-- Start Selected excerpt --

Result? Application used 13% CPU on Mod 50, would use 8% CPU on Mod 85. Asked the salesman how he could justify trying to sell a Mod 85 (faster CPU) when using so little CPU in the first place. His response indicated why he – instead of me- was the salesman: “I’ll tell the customer he’ll get a 40% improvement in CPU utilization.” This was my introduction to Situational Ethics, and I didn’t like it much. To the horror of the sales team and our mutual managment, I told the customer the truth. He still bought the Mod 85 because he wanted the newest toy, but a least he knew it was unnecessary and I had my self-respect.
Guess the story got around the business world, as some months later, I was called by another customer IBM was trying to upgrade. Suspecting the local sales team might just be trying to generate a commission, the user wanted me evaluate his system. In fact, the local IBMers had done a fine job squeezing the last drop of performance from his system and he really was maxed out and needed to upgrade, which he did. I found it interesting that he was willing for me to say yea/nay, even though I worked for IBM.
In the mid 1960s, the New York Stock Exchange had an IBM system supporting the Trading Floor, running on 2nd generation hardware. By the late 1960s, this system was close to its maximum capacity and NYSE needed to replace it. For several million dollars (back when a million was a lot of money), IBM built a customized version of OS/MVT as ‘Market Data System II’. The IBM team on the project replaced the guts of Task Management, Abend Processing, added a ‘parallel’ IOS and associated Interrupt Handling and added fully duplexed disk processing and duplex CPUs, in addition to routines for non-standard TP devices and the infrastructure for controlling both the I/O environment and the data side of the application.
This system ran on a pair of OS/360 Mod 50s, RPQd to share non-volatile LCS memory and with a primitive CTC, letting it provide virtually instant failover from hardware problems. It supported several TP devices unique to NYSE. Both the Mod 50s and the 2703s (communication front-ends) had hardware modifications to support the application. There were numerous pieces of the code which found their way into later versions of MVT and even into MVS. The Enq/Deq logic was better and more efficient than the normal OS routines (the dreaded ‘deadly embrace’ was impossible) and the commit/backout of transaction processing far more efficient than any other system around, better than anything around today, in fact. The reliability of this system became legendary: from the day it went live, it ran almost 18 months without any outage to the users – an unparalled achievement for those days and far better than anything NASA or FAA could put together at the time.

-- End Selected excerpt --
-- Start Material --

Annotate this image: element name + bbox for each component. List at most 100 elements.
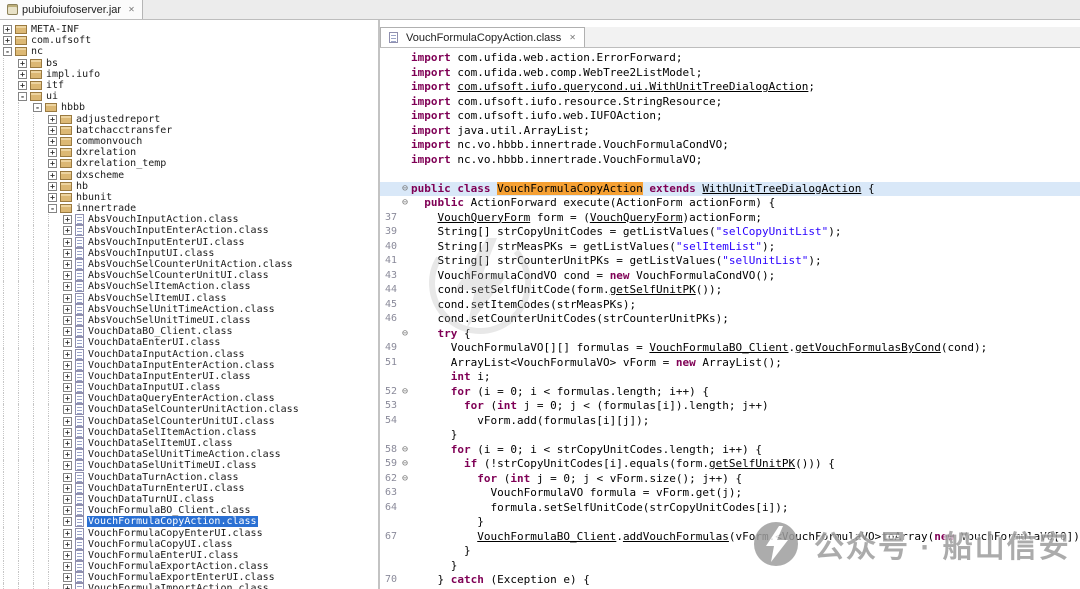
collapse-icon[interactable]: - <box>48 204 57 213</box>
expand-icon[interactable]: + <box>63 461 72 470</box>
expand-icon[interactable]: + <box>63 405 72 414</box>
expand-icon[interactable]: + <box>63 473 72 482</box>
expand-icon[interactable]: + <box>63 584 72 589</box>
expand-icon[interactable]: + <box>63 529 72 538</box>
tree-package-row[interactable]: -nc <box>3 46 378 57</box>
tree-class-row[interactable]: +VouchDataBO_Client.class <box>3 326 378 337</box>
fold-collapse-icon[interactable]: ⊖ <box>399 182 411 197</box>
tree-class-row[interactable]: +AbsVouchInputEnterUI.class <box>3 237 378 248</box>
expand-icon[interactable]: + <box>63 282 72 291</box>
tree-package-row[interactable]: +bs <box>3 58 378 69</box>
expand-icon[interactable]: + <box>63 484 72 493</box>
expand-icon[interactable]: + <box>48 148 57 157</box>
tree-package-row[interactable]: +hb <box>3 181 378 192</box>
fold-collapse-icon[interactable]: ⊖ <box>399 443 411 458</box>
tree-package-row[interactable]: +itf <box>3 80 378 91</box>
expand-icon[interactable]: + <box>48 171 57 180</box>
expand-icon[interactable]: + <box>48 193 57 202</box>
expand-icon[interactable]: + <box>63 294 72 303</box>
fold-collapse-icon[interactable]: ⊖ <box>399 457 411 472</box>
expand-icon[interactable]: + <box>63 383 72 392</box>
tree-class-row[interactable]: +AbsVouchInputUI.class <box>3 248 378 259</box>
expand-icon[interactable]: + <box>48 115 57 124</box>
tree-class-row[interactable]: +VouchDataTurnAction.class <box>3 472 378 483</box>
tree-class-row[interactable]: +VouchDataSelCounterUnitAction.class <box>3 404 378 415</box>
expand-icon[interactable]: + <box>3 25 12 34</box>
tree-class-row[interactable]: +VouchDataInputEnterAction.class <box>3 360 378 371</box>
expand-icon[interactable]: + <box>63 238 72 247</box>
tree-package-row[interactable]: +commonvouch <box>3 136 378 147</box>
tree-package-row[interactable]: -hbbb <box>3 102 378 113</box>
tree-class-row[interactable]: +VouchDataInputUI.class <box>3 382 378 393</box>
expand-icon[interactable]: + <box>63 551 72 560</box>
expand-icon[interactable]: + <box>18 70 27 79</box>
expand-icon[interactable]: + <box>63 495 72 504</box>
expand-icon[interactable]: + <box>63 338 72 347</box>
expand-icon[interactable]: + <box>48 159 57 168</box>
tree-package-row[interactable]: +META-INF <box>3 24 378 35</box>
expand-icon[interactable]: + <box>48 182 57 191</box>
collapse-icon[interactable]: - <box>18 92 27 101</box>
tree-class-row[interactable]: +VouchDataSelCounterUnitUI.class <box>3 416 378 427</box>
tree-class-row[interactable]: +VouchDataSelItemUI.class <box>3 438 378 449</box>
tree-class-row[interactable]: +AbsVouchSelItemUI.class <box>3 293 378 304</box>
expand-icon[interactable]: + <box>63 450 72 459</box>
expand-icon[interactable]: + <box>63 350 72 359</box>
collapse-icon[interactable]: - <box>33 103 42 112</box>
expand-icon[interactable]: + <box>63 428 72 437</box>
expand-icon[interactable]: + <box>63 394 72 403</box>
collapse-icon[interactable]: - <box>3 47 12 56</box>
tree-package-row[interactable]: +hbunit <box>3 192 378 203</box>
expand-icon[interactable]: + <box>48 137 57 146</box>
expand-icon[interactable]: + <box>63 573 72 582</box>
tree-class-row[interactable]: +VouchFormulaExportAction.class <box>3 561 378 572</box>
tree-package-row[interactable]: +impl.iufo <box>3 69 378 80</box>
tree-class-row[interactable]: +VouchDataSelUnitTimeAction.class <box>3 449 378 460</box>
tree-class-row[interactable]: +AbsVouchInputAction.class <box>3 214 378 225</box>
expand-icon[interactable]: + <box>48 126 57 135</box>
tree-class-row[interactable]: +VouchDataTurnEnterUI.class <box>3 483 378 494</box>
expand-icon[interactable]: + <box>63 226 72 235</box>
close-icon[interactable]: ✕ <box>128 5 135 14</box>
expand-icon[interactable]: + <box>63 327 72 336</box>
tree-package-row[interactable]: +batchacctransfer <box>3 125 378 136</box>
tree-class-row[interactable]: +VouchFormulaCopyEnterUI.class <box>3 527 378 538</box>
expand-icon[interactable]: + <box>63 372 72 381</box>
close-icon[interactable]: ✕ <box>569 33 576 42</box>
tree-package-row[interactable]: +dxscheme <box>3 169 378 180</box>
expand-icon[interactable]: + <box>63 215 72 224</box>
expand-icon[interactable]: + <box>63 260 72 269</box>
fold-collapse-icon[interactable]: ⊖ <box>399 385 411 400</box>
expand-icon[interactable]: + <box>18 59 27 68</box>
tree-class-row[interactable]: +VouchDataTurnUI.class <box>3 494 378 505</box>
expand-icon[interactable]: + <box>63 417 72 426</box>
expand-icon[interactable]: + <box>63 305 72 314</box>
tree-class-row[interactable]: +AbsVouchSelUnitTimeUI.class <box>3 315 378 326</box>
fold-collapse-icon[interactable]: ⊖ <box>399 196 411 211</box>
expand-icon[interactable]: + <box>18 81 27 90</box>
tree-class-row[interactable]: +VouchFormulaBO_Client.class <box>3 505 378 516</box>
tree-package-row[interactable]: +dxrelation <box>3 147 378 158</box>
expand-icon[interactable]: + <box>63 316 72 325</box>
code-editor[interactable]: import com.ufida.web.action.ErrorForward… <box>380 48 1080 589</box>
tree-class-row[interactable]: +VouchDataSelUnitTimeUI.class <box>3 460 378 471</box>
tree-class-row[interactable]: +AbsVouchSelCounterUnitAction.class <box>3 259 378 270</box>
tree-class-row[interactable]: +VouchDataEnterUI.class <box>3 337 378 348</box>
tree-class-row[interactable]: +VouchDataInputEnterUI.class <box>3 371 378 382</box>
expand-icon[interactable]: + <box>3 36 12 45</box>
tree-class-row[interactable]: +AbsVouchSelCounterUnitUI.class <box>3 270 378 281</box>
expand-icon[interactable]: + <box>63 271 72 280</box>
tree-class-row[interactable]: +VouchFormulaImportAction.class <box>3 583 378 589</box>
fold-collapse-icon[interactable]: ⊖ <box>399 472 411 487</box>
expand-icon[interactable]: + <box>63 439 72 448</box>
tree-class-row[interactable]: +AbsVouchSelUnitTimeAction.class <box>3 304 378 315</box>
fold-collapse-icon[interactable]: ⊖ <box>399 327 411 342</box>
tree-package-row[interactable]: -innertrade <box>3 203 378 214</box>
editor-tab[interactable]: VouchFormulaCopyAction.class ✕ <box>380 27 585 47</box>
tree-class-row[interactable]: +VouchFormulaEnterUI.class <box>3 550 378 561</box>
expand-icon[interactable]: + <box>63 517 72 526</box>
tree-class-row[interactable]: +VouchFormulaCopyUI.class <box>3 539 378 550</box>
tree-class-row[interactable]: +VouchDataQueryEnterAction.class <box>3 393 378 404</box>
tree-package-row[interactable]: +com.ufsoft <box>3 35 378 46</box>
expand-icon[interactable]: + <box>63 506 72 515</box>
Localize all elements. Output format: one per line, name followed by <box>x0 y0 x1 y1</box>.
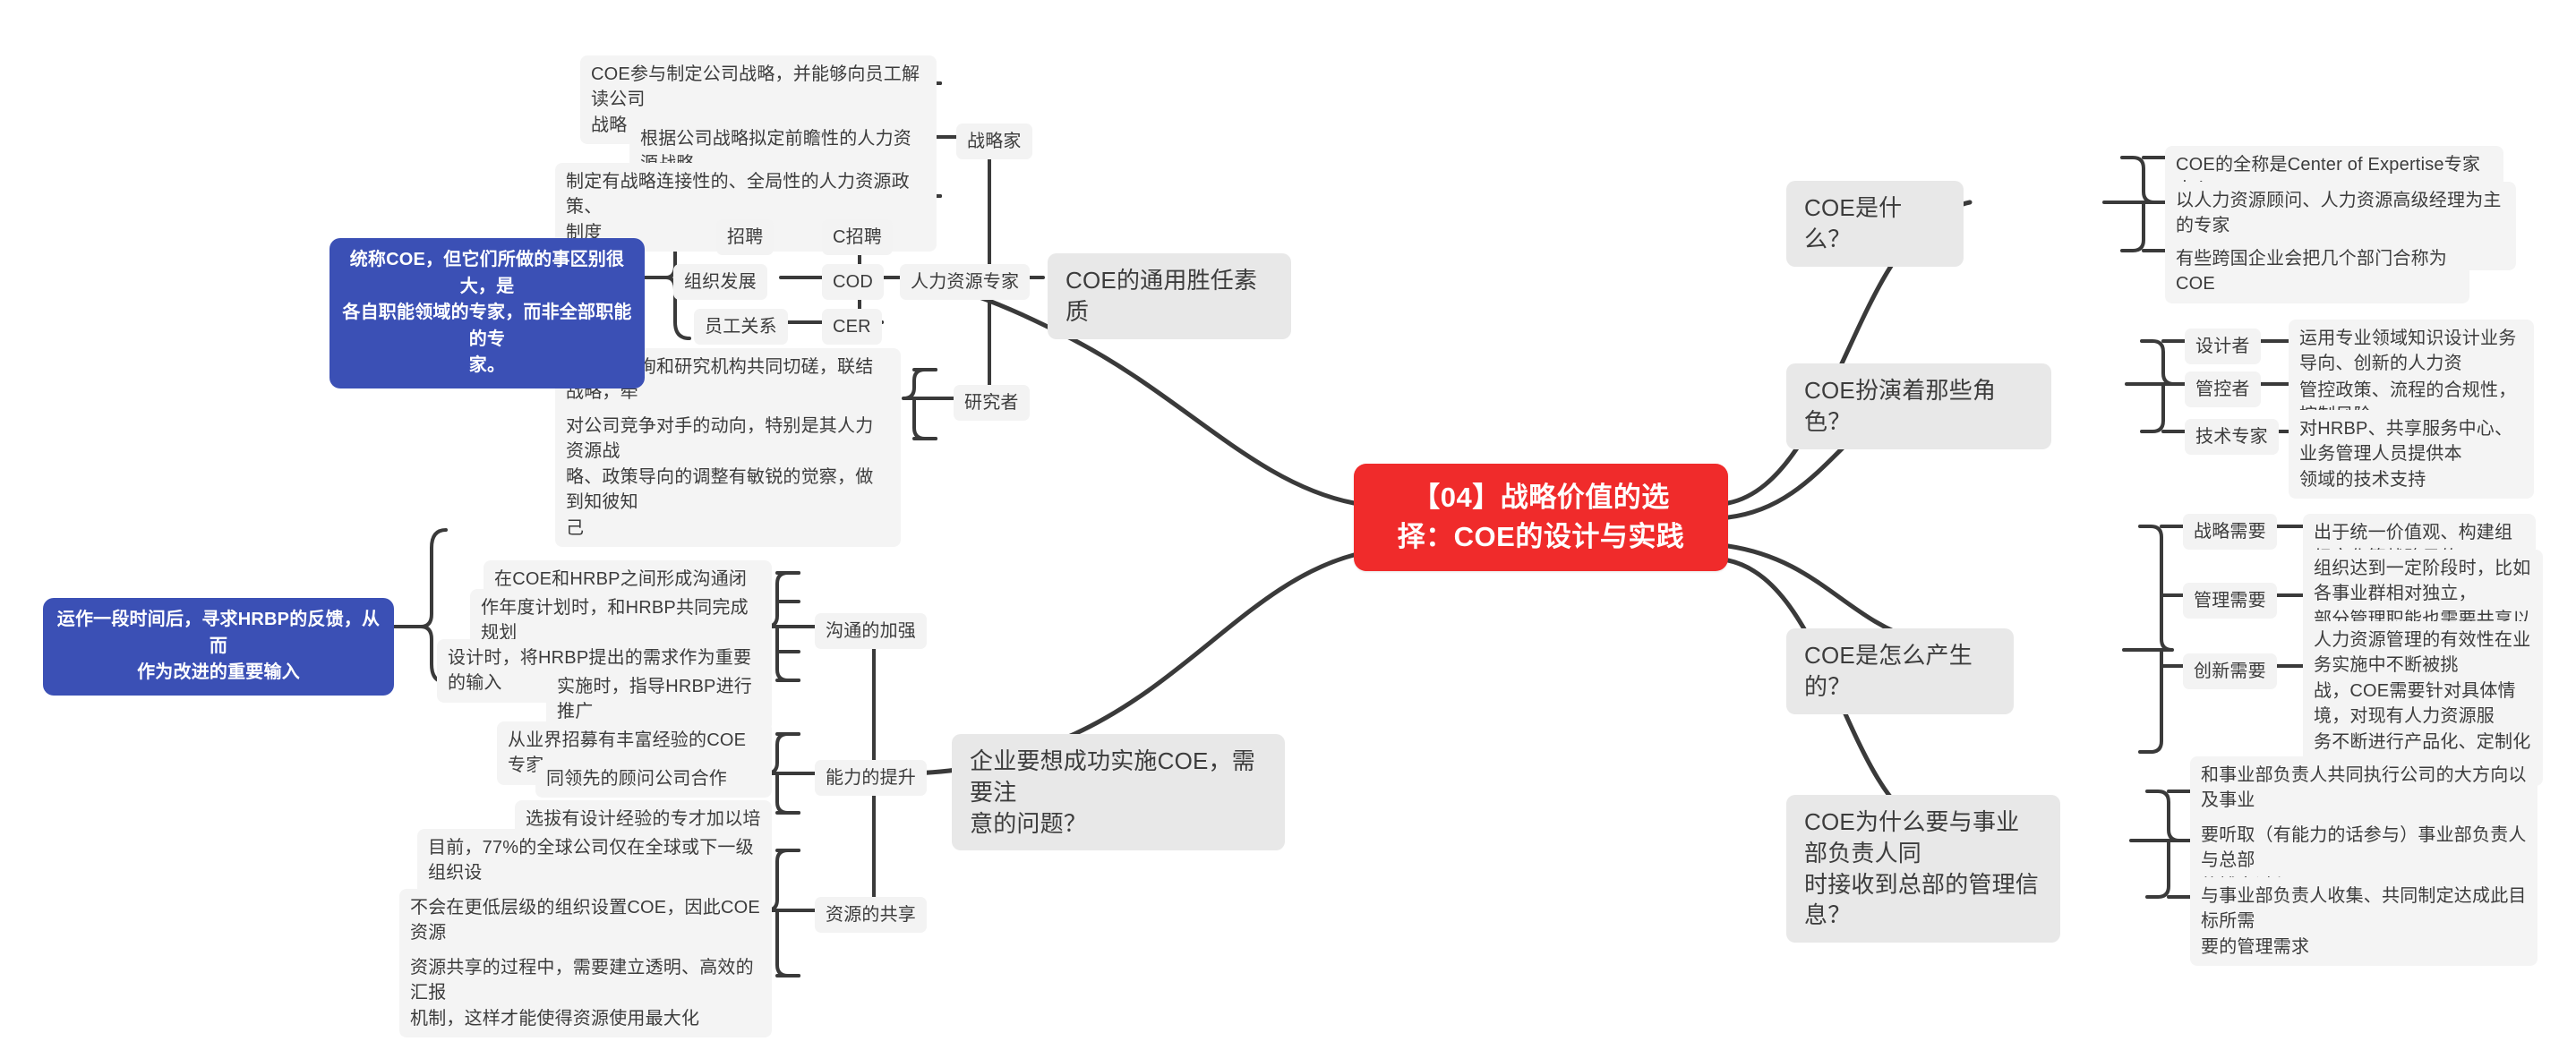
callout-coe-experts[interactable]: 统称COE，但它们所做的事区别很大，是 各自职能领域的专家，而非全部职能的专 家… <box>329 238 645 388</box>
leaf-capability-2[interactable]: 同领先的顾问公司合作 <box>535 760 772 798</box>
group-strategist[interactable]: 战略家 <box>956 124 1032 160</box>
role-controller[interactable]: 管控者 <box>2185 371 2261 408</box>
group-researcher[interactable]: 研究者 <box>954 385 1030 422</box>
group-resource-sharing[interactable]: 资源的共享 <box>815 897 927 934</box>
group-communication[interactable]: 沟通的加强 <box>815 613 927 650</box>
topic-implementation[interactable]: 企业要想成功实施COE，需要注 意的问题？ <box>952 734 1285 851</box>
mindmap-canvas: 【04】战略价值的选 择：COE的设计与实践 COE的通用胜任素质 战略家 CO… <box>0 0 2576 1050</box>
topic-origin[interactable]: COE是怎么产生的？ <box>1786 628 2014 714</box>
leaf-pair-left-recruit[interactable]: 招聘 <box>716 219 775 256</box>
leaf-pair-right-cod[interactable]: COD <box>822 264 885 301</box>
group-capability[interactable]: 能力的提升 <box>815 760 927 797</box>
origin-strategic-need[interactable]: 战略需要 <box>2183 514 2277 551</box>
leaf-resource-3[interactable]: 资源共享的过程中，需要建立透明、高效的汇报 机制，这样才能使得资源使用最大化 <box>399 949 772 1038</box>
leaf-pair-right-recruit[interactable]: C招聘 <box>822 219 894 256</box>
leaf-researcher-2[interactable]: 对公司竞争对手的动向，特别是其人力资源战 略、政策导向的调整有敏锐的觉察，做到知… <box>555 407 901 547</box>
leaf-pair-left-od[interactable]: 组织发展 <box>673 264 767 301</box>
topic-what-is-coe[interactable]: COE是什么？ <box>1786 181 1964 267</box>
topic-competency[interactable]: COE的通用胜任素质 <box>1048 253 1291 339</box>
callout-hrbp-feedback[interactable]: 运作一段时间后，寻求HRBP的反馈，从而 作为改进的重要输入 <box>43 598 394 696</box>
origin-innovation-need[interactable]: 创新需要 <box>2183 653 2277 690</box>
leaf-pair-left-er[interactable]: 员工关系 <box>694 309 788 346</box>
leaf-hq-info-3[interactable]: 与事业部负责人收集、共同制定达成此目标所需 要的管理需求 <box>2190 877 2537 967</box>
leaf-role-tech-desc[interactable]: 对HRBP、共享服务中心、业务管理人员提供本 领域的技术支持 <box>2289 410 2534 499</box>
origin-management-need[interactable]: 管理需要 <box>2183 583 2277 619</box>
central-topic[interactable]: 【04】战略价值的选 择：COE的设计与实践 <box>1354 464 1728 572</box>
group-hr-expert[interactable]: 人力资源专家 <box>900 264 1031 301</box>
topic-roles[interactable]: COE扮演着那些角色？ <box>1786 363 2051 449</box>
leaf-pair-right-cer[interactable]: CER <box>822 309 882 346</box>
topic-hq-info[interactable]: COE为什么要与事业部负责人同 时接收到总部的管理信息？ <box>1786 795 2060 943</box>
role-tech-expert[interactable]: 技术专家 <box>2185 419 2279 456</box>
leaf-what-is-coe-3[interactable]: 有些跨国企业会把几个部门合称为COE <box>2165 240 2469 303</box>
role-designer[interactable]: 设计者 <box>2185 329 2261 365</box>
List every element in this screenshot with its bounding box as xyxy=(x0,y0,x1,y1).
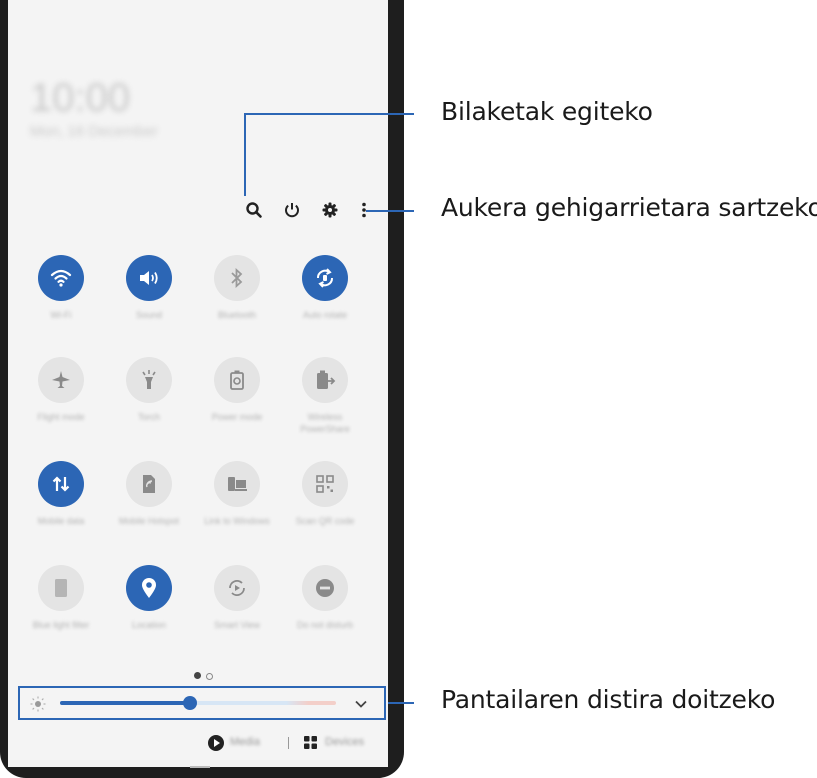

-- End Material --

▶ _What this task involves_:
Return the part of the IBM systems account above word for word, starting with "Guess the story" and going on through "worked for IBM.".

▶ _Answer below_:
Guess the story got around the business world, as some months later, I was called by another customer IBM was trying to upgrade. Suspecting the local sales team might just be trying to generate a commission, the user wanted me evaluate his system. In fact, the local IBMers had done a fine job squeezing the last drop of performance from his system and he really was maxed out and needed to upgrade, which he did. I found it interesting that he was willing for me to say yea/nay, even though I worked for IBM.